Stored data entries
--------------------------------------------------

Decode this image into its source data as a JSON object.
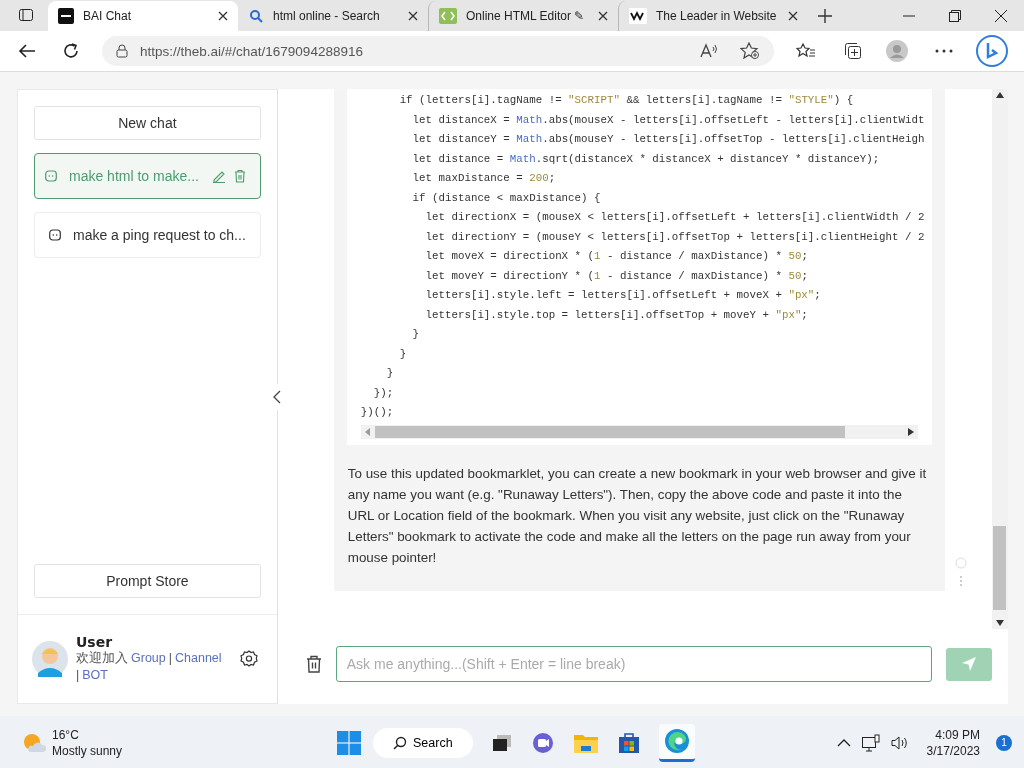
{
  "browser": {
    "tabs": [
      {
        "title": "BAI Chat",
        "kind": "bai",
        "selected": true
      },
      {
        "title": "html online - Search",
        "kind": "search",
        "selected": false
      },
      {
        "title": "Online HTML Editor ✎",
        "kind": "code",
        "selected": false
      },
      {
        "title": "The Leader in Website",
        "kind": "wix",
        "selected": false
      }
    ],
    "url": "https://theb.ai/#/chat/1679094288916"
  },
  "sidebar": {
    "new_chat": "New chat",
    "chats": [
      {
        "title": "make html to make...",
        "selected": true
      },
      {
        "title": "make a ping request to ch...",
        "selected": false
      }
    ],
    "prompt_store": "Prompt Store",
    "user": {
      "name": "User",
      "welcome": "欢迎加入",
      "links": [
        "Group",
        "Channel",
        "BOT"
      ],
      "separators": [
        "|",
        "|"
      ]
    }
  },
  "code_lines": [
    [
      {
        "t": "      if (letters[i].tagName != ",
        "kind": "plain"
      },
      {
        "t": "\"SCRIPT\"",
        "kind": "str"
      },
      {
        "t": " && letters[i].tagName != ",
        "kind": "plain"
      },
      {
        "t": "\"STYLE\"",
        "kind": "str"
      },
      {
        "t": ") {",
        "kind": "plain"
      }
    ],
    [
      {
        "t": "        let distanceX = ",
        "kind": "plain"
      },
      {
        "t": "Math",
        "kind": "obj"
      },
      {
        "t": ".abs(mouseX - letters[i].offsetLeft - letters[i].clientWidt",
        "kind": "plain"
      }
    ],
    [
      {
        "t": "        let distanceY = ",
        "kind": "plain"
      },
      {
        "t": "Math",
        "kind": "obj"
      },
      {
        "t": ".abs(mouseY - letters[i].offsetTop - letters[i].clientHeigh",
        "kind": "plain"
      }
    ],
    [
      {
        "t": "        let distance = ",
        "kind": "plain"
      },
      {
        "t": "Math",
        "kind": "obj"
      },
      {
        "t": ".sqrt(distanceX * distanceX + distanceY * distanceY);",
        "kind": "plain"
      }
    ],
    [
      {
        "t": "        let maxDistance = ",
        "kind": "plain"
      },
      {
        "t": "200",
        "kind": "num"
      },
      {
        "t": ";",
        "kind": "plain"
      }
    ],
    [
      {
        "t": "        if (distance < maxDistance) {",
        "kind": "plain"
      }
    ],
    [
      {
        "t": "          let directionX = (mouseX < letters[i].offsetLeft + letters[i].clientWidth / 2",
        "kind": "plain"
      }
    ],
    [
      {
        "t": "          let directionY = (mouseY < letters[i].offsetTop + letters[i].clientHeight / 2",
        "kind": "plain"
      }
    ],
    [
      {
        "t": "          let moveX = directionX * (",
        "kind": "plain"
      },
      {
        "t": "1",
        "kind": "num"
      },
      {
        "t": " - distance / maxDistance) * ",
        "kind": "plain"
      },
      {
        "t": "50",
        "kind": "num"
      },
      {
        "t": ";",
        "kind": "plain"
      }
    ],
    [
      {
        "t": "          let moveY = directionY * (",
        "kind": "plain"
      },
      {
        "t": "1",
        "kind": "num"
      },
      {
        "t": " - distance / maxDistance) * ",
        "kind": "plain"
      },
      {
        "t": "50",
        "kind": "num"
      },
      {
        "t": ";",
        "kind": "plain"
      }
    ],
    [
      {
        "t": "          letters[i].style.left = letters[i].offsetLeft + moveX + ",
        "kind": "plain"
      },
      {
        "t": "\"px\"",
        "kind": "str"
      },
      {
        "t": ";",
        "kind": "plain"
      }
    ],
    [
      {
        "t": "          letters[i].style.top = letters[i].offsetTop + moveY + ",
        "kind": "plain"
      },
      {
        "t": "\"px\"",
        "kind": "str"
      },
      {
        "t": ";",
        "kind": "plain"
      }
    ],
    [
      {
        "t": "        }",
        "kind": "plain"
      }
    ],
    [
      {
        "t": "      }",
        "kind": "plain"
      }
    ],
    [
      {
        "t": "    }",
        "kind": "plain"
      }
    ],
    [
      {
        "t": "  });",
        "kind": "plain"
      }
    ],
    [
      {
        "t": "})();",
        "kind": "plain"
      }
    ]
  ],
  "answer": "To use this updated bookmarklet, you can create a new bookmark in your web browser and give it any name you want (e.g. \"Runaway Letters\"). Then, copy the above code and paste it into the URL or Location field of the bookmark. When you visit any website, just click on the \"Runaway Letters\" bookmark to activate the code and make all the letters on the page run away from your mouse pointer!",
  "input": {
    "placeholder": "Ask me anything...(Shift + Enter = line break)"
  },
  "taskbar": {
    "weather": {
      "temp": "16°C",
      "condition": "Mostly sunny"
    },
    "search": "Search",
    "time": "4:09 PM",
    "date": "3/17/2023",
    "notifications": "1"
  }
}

--------------------------------------------------

Every line above should be repeated exactly; pictures stay out of the copy.

Decode this image into its source data as a JSON object.
{
  "browser": {
    "tabs": [
      {
        "title": "BAI Chat",
        "kind": "bai",
        "selected": true
      },
      {
        "title": "html online - Search",
        "kind": "search",
        "selected": false
      },
      {
        "title": "Online HTML Editor ✎",
        "kind": "code",
        "selected": false
      },
      {
        "title": "The Leader in Website",
        "kind": "wix",
        "selected": false
      }
    ],
    "url": "https://theb.ai/#/chat/1679094288916"
  },
  "sidebar": {
    "new_chat": "New chat",
    "chats": [
      {
        "title": "make html to make...",
        "selected": true
      },
      {
        "title": "make a ping request to ch...",
        "selected": false
      }
    ],
    "prompt_store": "Prompt Store",
    "user": {
      "name": "User",
      "welcome": "欢迎加入",
      "links": [
        "Group",
        "Channel",
        "BOT"
      ],
      "separators": [
        "|",
        "|"
      ]
    }
  },
  "code_lines": [
    [
      {
        "t": "      if (letters[i].tagName != ",
        "kind": "plain"
      },
      {
        "t": "\"SCRIPT\"",
        "kind": "str"
      },
      {
        "t": " && letters[i].tagName != ",
        "kind": "plain"
      },
      {
        "t": "\"STYLE\"",
        "kind": "str"
      },
      {
        "t": ") {",
        "kind": "plain"
      }
    ],
    [
      {
        "t": "        let distanceX = ",
        "kind": "plain"
      },
      {
        "t": "Math",
        "kind": "obj"
      },
      {
        "t": ".abs(mouseX - letters[i].offsetLeft - letters[i].clientWidt",
        "kind": "plain"
      }
    ],
    [
      {
        "t": "        let distanceY = ",
        "kind": "plain"
      },
      {
        "t": "Math",
        "kind": "obj"
      },
      {
        "t": ".abs(mouseY - letters[i].offsetTop - letters[i].clientHeigh",
        "kind": "plain"
      }
    ],
    [
      {
        "t": "        let distance = ",
        "kind": "plain"
      },
      {
        "t": "Math",
        "kind": "obj"
      },
      {
        "t": ".sqrt(distanceX * distanceX + distanceY * distanceY);",
        "kind": "plain"
      }
    ],
    [
      {
        "t": "        let maxDistance = ",
        "kind": "plain"
      },
      {
        "t": "200",
        "kind": "num"
      },
      {
        "t": ";",
        "kind": "plain"
      }
    ],
    [
      {
        "t": "        if (distance < maxDistance) {",
        "kind": "plain"
      }
    ],
    [
      {
        "t": "          let directionX = (mouseX < letters[i].offsetLeft + letters[i].clientWidth / 2",
        "kind": "plain"
      }
    ],
    [
      {
        "t": "          let directionY = (mouseY < letters[i].offsetTop + letters[i].clientHeight / 2",
        "kind": "plain"
      }
    ],
    [
      {
        "t": "          let moveX = directionX * (",
        "kind": "plain"
      },
      {
        "t": "1",
        "kind": "num"
      },
      {
        "t": " - distance / maxDistance) * ",
        "kind": "plain"
      },
      {
        "t": "50",
        "kind": "num"
      },
      {
        "t": ";",
        "kind": "plain"
      }
    ],
    [
      {
        "t": "          let moveY = directionY * (",
        "kind": "plain"
      },
      {
        "t": "1",
        "kind": "num"
      },
      {
        "t": " - distance / maxDistance) * ",
        "kind": "plain"
      },
      {
        "t": "50",
        "kind": "num"
      },
      {
        "t": ";",
        "kind": "plain"
      }
    ],
    [
      {
        "t": "          letters[i].style.left = letters[i].offsetLeft + moveX + ",
        "kind": "plain"
      },
      {
        "t": "\"px\"",
        "kind": "str"
      },
      {
        "t": ";",
        "kind": "plain"
      }
    ],
    [
      {
        "t": "          letters[i].style.top = letters[i].offsetTop + moveY + ",
        "kind": "plain"
      },
      {
        "t": "\"px\"",
        "kind": "str"
      },
      {
        "t": ";",
        "kind": "plain"
      }
    ],
    [
      {
        "t": "        }",
        "kind": "plain"
      }
    ],
    [
      {
        "t": "      }",
        "kind": "plain"
      }
    ],
    [
      {
        "t": "    }",
        "kind": "plain"
      }
    ],
    [
      {
        "t": "  });",
        "kind": "plain"
      }
    ],
    [
      {
        "t": "})();",
        "kind": "plain"
      }
    ]
  ],
  "answer": "To use this updated bookmarklet, you can create a new bookmark in your web browser and give it any name you want (e.g. \"Runaway Letters\"). Then, copy the above code and paste it into the URL or Location field of the bookmark. When you visit any website, just click on the \"Runaway Letters\" bookmark to activate the code and make all the letters on the page run away from your mouse pointer!",
  "input": {
    "placeholder": "Ask me anything...(Shift + Enter = line break)"
  },
  "taskbar": {
    "weather": {
      "temp": "16°C",
      "condition": "Mostly sunny"
    },
    "search": "Search",
    "time": "4:09 PM",
    "date": "3/17/2023",
    "notifications": "1"
  }
}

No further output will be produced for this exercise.